*Source passage*
-- -- --
Preston Swirnoff—aka “Prince Zohar,” aka “Habitat Sound System,” aka “The Shining Path,” aka “Monosov Swirnoff,” aka “SeeSaw Ensemble”—is the aforementioned “mystery.” A fashionable man with a penchant for '70s garb, necklaces made of old Scrabble letters and leather Members Only jackets.
Swirnoff is a classically trained pianist and jazz man who's worked with the likes of Mad Professor, Tristeza, Aspects of Physics, Sleeping People, Charles Curtis, Joe Marillo, Mountain Home, Ilya Monosov and Duane Pitre. He is decidedly more notorious on the East Coast and overseas than he is at home.
Swirnoff helps run an underground/experimental recording studio and performance space in Golden Hill called The Habitat. Mass amounts of musical recordings take place there. Swirnoff acknowledges staying below the public radar until his introduction to Lamontagne.
-- -- --
*Provided information*
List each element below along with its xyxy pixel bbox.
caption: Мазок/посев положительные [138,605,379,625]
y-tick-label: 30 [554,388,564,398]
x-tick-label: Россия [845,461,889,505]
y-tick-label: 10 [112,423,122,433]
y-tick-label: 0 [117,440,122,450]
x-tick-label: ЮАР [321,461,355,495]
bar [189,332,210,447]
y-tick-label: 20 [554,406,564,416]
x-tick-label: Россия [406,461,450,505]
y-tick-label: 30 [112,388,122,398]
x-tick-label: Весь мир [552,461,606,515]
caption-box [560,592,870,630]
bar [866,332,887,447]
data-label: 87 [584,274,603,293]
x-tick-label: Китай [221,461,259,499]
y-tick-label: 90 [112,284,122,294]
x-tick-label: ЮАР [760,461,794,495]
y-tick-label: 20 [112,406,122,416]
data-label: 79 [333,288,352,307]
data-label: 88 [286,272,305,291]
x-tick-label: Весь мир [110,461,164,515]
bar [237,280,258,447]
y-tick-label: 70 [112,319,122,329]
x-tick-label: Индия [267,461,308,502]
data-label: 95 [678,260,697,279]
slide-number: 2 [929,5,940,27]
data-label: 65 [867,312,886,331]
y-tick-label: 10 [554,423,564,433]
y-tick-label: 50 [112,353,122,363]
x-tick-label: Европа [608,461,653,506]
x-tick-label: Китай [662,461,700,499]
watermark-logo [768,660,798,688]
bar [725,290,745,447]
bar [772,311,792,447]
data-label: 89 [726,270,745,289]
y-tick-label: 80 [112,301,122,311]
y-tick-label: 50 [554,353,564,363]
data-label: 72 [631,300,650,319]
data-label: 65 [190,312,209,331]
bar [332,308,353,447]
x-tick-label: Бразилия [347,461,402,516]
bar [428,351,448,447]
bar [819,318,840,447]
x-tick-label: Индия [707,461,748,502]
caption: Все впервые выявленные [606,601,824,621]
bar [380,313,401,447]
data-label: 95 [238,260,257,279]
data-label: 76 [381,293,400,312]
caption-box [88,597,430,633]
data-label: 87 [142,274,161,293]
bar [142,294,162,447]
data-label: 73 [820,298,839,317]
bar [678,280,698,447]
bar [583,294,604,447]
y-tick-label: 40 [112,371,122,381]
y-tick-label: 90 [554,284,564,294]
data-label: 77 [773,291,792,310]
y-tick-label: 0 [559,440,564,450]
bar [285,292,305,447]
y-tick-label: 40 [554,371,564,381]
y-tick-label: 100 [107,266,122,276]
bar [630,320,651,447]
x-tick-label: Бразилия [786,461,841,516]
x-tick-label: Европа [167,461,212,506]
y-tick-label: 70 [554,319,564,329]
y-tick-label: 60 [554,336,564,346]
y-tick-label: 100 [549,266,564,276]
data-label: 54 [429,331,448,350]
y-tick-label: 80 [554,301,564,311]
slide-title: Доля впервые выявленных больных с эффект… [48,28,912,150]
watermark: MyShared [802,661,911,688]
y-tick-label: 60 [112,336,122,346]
-- -- --
*Actions to take*
**1)** For the profile of Preston Swirnoff, decide whether each statement agrees with it. Answer yes or no for each, and quote the deciding words. (a) Swirnoff is a classically trained pianist. (b) Swirnoff is better known at home than on the East Coast. (c) The Habitat is located in Golden Hill.
**2)** Write the next part of the profile of Preston Swirnoff, picking up after its final sentence.
The listing has no connection to the profile of Preston Swirnoff.

*Answers to each task*
**1)**
(a) Yes: "Swirnoff is a classically trained pianist and jazz man"
(b) No: "He is decidedly more notorious on the East Coast and overseas than he is at home."
(c) Yes: "an underground/experimental recording studio and performance space in Golden Hill called The Habitat"

**2)**
Swirnoff goes on the record:
“When I'm in San Diego, I sort of lay low. It's a rough town [for live music], you know, but finally I was, like, ‘I should seek out these kids who do Dub Dynamite and are really into dub and have a crowd and represent.' I actually knew Rashi from years ago because we both grew up in the beach area, so we kind of re-linked up, and he told me I had to meet Beau. And he was right.”
Angelo Gastelum—aka “El Poeta,” aka “The Maximalist,” aka “Carlito Headset”—was brought into the crew through other means. A few years back, this Latino man with arms covered in tattoos—the most recognizable is an image of a floppy disc—was living in Tijuana but performing at a weekly showcase called “Borders Collapse” at the Normal Heights club known as Kadan. Lamontagne happened upon one of Gastelum's performances and was, he says, “blown away.”
Lamontagne goes on the record:
“It was kind of a slow night and they had really worked hard to promote it. It was kind of mellow and they were kind of bummed and Angelo just entered fuck-it mode, which basically is, like, ‘Alright, no one's really dancing, so I'm just going to go for it,' and he played the most amazing set.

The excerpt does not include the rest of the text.